> **Exercise requirements**: Report back each line of the records that contains the string "rubber".

> **Extracted material**:

<<<<

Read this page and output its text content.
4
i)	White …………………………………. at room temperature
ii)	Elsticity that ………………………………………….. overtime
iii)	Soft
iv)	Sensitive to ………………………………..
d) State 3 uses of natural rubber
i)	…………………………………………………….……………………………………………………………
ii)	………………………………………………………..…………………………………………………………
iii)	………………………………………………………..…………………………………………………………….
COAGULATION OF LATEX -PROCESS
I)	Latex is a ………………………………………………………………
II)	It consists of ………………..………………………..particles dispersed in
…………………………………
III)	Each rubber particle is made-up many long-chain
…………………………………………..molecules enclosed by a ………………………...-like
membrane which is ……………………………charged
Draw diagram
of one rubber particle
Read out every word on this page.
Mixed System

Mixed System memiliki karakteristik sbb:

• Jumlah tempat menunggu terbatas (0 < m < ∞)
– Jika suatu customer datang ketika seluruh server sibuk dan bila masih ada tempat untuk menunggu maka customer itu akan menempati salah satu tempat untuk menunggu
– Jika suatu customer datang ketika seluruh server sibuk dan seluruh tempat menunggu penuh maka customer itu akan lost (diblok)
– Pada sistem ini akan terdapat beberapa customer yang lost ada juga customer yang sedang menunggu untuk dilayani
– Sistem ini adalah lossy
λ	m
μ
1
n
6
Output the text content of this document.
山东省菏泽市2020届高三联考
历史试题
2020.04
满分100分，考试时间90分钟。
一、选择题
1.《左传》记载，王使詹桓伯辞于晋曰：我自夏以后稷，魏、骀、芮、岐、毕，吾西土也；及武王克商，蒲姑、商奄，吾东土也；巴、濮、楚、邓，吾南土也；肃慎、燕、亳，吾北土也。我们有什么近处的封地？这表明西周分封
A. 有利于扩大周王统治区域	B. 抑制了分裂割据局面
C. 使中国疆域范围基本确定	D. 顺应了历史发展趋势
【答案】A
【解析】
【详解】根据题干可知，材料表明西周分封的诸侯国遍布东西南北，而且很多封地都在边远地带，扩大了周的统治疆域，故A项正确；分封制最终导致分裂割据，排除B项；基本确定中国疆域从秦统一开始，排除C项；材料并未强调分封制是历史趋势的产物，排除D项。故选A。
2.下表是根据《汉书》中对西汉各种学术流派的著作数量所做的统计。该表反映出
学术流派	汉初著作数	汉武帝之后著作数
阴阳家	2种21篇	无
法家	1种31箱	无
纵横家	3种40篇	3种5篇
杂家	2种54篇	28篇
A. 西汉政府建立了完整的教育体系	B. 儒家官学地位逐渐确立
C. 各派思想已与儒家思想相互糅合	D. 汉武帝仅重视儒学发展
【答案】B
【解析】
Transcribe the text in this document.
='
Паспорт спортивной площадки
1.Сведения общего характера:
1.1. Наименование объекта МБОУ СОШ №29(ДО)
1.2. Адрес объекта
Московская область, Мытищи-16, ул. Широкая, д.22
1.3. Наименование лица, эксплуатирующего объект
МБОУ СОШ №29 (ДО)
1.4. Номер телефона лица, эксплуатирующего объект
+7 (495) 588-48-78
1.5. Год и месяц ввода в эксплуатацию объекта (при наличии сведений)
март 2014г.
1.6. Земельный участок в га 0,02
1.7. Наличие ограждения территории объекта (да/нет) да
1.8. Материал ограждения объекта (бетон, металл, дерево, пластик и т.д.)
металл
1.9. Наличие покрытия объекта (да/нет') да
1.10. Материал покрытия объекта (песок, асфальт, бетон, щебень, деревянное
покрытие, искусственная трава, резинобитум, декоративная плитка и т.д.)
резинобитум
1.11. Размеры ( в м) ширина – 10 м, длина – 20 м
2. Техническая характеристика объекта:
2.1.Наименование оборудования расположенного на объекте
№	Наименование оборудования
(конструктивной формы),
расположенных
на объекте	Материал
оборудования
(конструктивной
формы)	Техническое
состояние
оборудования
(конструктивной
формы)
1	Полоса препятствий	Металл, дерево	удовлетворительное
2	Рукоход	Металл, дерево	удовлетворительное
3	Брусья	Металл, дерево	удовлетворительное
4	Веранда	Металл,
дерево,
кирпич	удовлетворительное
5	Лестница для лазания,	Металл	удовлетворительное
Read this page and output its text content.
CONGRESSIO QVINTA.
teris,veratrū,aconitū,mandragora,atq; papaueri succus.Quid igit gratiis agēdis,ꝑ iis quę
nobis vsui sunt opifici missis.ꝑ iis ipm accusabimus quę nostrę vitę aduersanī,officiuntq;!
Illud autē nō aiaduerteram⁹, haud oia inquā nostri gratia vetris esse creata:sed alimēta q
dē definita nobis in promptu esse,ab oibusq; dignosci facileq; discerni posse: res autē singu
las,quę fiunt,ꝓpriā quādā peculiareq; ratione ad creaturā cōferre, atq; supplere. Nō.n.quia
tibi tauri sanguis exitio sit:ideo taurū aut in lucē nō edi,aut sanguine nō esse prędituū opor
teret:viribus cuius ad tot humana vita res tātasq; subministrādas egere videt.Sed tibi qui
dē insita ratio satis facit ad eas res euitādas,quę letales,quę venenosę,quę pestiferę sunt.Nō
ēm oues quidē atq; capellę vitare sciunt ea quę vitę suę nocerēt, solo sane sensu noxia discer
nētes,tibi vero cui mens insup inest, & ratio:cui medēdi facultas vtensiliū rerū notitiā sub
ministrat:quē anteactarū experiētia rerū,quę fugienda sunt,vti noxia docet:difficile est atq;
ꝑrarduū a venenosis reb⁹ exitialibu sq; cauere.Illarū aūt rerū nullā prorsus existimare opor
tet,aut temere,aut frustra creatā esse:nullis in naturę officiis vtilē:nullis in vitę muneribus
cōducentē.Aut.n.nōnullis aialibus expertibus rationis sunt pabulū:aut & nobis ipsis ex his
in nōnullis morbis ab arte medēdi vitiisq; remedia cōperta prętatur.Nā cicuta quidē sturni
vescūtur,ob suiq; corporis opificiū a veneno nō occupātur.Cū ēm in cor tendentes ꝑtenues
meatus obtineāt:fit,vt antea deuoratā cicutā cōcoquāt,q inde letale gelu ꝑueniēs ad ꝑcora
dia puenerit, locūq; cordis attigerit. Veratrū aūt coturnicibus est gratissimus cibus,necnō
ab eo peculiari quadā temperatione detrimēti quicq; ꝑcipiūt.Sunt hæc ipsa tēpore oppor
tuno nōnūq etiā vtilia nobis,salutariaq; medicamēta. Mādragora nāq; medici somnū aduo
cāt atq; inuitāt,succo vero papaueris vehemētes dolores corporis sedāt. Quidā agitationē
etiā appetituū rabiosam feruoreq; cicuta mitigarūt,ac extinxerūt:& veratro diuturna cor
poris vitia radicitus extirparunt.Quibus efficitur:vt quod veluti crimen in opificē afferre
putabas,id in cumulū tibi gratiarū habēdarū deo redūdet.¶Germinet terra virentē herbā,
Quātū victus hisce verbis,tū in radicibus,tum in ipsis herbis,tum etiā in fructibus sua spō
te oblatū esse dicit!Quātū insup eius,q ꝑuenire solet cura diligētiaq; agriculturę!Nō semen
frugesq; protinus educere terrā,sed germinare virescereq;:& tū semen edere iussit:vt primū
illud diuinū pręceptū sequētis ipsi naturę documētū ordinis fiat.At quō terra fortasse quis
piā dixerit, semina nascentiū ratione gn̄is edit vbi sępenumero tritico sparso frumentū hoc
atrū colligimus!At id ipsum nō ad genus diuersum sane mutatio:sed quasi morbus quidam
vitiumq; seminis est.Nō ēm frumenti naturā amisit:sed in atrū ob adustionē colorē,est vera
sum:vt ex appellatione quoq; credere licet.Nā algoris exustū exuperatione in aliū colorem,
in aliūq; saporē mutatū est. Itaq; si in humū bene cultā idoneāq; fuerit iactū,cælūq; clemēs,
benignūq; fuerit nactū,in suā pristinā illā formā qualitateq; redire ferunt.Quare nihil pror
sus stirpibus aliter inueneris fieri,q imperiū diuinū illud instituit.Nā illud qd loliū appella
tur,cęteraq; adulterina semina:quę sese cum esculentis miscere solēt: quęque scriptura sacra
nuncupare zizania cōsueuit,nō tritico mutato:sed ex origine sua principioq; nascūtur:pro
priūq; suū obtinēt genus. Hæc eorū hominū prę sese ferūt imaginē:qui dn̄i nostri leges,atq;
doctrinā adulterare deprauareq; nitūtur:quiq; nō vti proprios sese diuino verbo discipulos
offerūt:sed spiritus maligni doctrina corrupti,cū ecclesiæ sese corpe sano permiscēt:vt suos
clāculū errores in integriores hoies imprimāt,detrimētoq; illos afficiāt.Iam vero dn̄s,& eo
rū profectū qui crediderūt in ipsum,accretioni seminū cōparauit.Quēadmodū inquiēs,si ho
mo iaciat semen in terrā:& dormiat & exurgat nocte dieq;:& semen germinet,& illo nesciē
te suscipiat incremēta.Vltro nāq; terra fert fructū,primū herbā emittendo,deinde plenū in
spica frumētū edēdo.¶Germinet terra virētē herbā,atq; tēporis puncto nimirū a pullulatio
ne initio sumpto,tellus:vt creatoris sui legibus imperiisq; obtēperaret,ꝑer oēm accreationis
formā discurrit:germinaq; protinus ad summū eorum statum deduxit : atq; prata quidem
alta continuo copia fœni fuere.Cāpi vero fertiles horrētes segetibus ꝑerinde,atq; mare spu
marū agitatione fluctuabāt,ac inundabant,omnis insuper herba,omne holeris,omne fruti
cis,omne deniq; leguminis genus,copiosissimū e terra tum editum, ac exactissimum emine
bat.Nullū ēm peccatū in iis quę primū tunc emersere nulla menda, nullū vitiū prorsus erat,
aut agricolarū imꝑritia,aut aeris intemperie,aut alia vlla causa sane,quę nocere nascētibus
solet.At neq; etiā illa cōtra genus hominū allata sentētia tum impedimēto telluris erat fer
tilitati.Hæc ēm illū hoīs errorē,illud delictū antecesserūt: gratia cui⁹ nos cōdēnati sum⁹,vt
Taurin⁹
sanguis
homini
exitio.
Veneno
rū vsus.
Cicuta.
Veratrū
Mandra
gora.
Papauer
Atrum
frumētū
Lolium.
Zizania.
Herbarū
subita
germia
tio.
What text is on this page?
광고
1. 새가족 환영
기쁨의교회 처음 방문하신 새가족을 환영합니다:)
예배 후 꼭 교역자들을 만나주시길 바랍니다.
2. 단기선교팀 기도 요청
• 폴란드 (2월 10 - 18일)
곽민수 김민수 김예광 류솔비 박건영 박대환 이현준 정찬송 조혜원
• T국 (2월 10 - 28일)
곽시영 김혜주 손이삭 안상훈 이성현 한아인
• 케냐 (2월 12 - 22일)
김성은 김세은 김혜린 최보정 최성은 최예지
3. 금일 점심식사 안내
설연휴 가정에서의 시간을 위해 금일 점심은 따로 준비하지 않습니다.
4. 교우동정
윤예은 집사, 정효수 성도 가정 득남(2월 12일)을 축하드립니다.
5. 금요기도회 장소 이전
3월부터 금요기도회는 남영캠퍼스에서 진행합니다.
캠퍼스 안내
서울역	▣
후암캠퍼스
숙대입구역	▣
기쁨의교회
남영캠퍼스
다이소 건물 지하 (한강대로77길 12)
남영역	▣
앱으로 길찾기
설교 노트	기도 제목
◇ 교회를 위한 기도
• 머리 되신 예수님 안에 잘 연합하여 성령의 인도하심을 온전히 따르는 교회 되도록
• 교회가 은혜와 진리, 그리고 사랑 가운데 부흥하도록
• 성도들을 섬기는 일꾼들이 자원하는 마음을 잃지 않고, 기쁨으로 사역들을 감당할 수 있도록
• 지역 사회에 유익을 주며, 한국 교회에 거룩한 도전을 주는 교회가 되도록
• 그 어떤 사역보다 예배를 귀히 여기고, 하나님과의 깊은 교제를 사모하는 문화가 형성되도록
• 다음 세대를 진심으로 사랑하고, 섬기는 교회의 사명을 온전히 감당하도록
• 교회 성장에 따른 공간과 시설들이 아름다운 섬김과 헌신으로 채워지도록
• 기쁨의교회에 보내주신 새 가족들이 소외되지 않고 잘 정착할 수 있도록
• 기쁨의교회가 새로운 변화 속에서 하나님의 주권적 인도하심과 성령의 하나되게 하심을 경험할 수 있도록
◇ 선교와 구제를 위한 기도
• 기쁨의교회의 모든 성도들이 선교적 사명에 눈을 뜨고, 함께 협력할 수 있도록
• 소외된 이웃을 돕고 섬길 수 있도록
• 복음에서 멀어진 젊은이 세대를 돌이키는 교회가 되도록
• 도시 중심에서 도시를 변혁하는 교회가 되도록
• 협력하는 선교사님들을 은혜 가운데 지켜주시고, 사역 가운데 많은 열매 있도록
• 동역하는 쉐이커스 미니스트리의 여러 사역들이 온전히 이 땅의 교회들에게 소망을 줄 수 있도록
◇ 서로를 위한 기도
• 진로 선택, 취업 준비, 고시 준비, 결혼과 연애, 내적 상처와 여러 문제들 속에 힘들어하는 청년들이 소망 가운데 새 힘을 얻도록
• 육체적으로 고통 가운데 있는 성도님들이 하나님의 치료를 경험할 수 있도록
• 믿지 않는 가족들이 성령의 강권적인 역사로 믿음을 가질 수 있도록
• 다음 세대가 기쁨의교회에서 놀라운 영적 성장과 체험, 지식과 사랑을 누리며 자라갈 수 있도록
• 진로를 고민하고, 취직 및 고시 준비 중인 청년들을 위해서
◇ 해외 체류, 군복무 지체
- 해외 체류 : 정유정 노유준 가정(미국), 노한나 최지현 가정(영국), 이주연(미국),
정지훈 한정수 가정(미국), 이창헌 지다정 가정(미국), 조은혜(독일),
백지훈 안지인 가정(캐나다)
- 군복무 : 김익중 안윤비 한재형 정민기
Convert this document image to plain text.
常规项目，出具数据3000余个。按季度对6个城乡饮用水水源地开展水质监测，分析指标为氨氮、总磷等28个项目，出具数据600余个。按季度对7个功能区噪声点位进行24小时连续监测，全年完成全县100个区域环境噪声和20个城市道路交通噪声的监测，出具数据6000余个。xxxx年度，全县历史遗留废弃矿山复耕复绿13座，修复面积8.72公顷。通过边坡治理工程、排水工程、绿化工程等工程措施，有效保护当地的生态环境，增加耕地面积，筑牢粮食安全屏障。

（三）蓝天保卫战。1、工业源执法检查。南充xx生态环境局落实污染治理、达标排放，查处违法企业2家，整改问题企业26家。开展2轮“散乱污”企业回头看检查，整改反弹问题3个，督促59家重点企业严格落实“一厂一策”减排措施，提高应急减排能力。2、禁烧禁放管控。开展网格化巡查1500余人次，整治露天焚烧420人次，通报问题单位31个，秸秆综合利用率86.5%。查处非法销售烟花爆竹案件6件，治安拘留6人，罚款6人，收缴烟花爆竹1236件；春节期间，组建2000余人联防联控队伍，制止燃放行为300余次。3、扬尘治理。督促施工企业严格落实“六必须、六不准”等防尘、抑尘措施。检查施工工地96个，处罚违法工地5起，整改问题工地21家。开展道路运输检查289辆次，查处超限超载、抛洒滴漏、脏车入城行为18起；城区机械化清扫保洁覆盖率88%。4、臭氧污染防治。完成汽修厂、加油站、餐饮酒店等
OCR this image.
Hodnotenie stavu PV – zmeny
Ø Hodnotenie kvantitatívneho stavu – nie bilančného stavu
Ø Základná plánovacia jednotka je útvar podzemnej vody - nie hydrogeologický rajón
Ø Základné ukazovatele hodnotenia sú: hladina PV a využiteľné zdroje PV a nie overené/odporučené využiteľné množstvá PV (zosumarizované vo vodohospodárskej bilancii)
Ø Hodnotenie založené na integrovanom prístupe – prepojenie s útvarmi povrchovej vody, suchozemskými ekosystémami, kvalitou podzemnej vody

>>>>

> **Complete answer**:
d) State 3 uses of natural rubber
III)	Each rubber particle is made-up many long-chain
of one rubber particle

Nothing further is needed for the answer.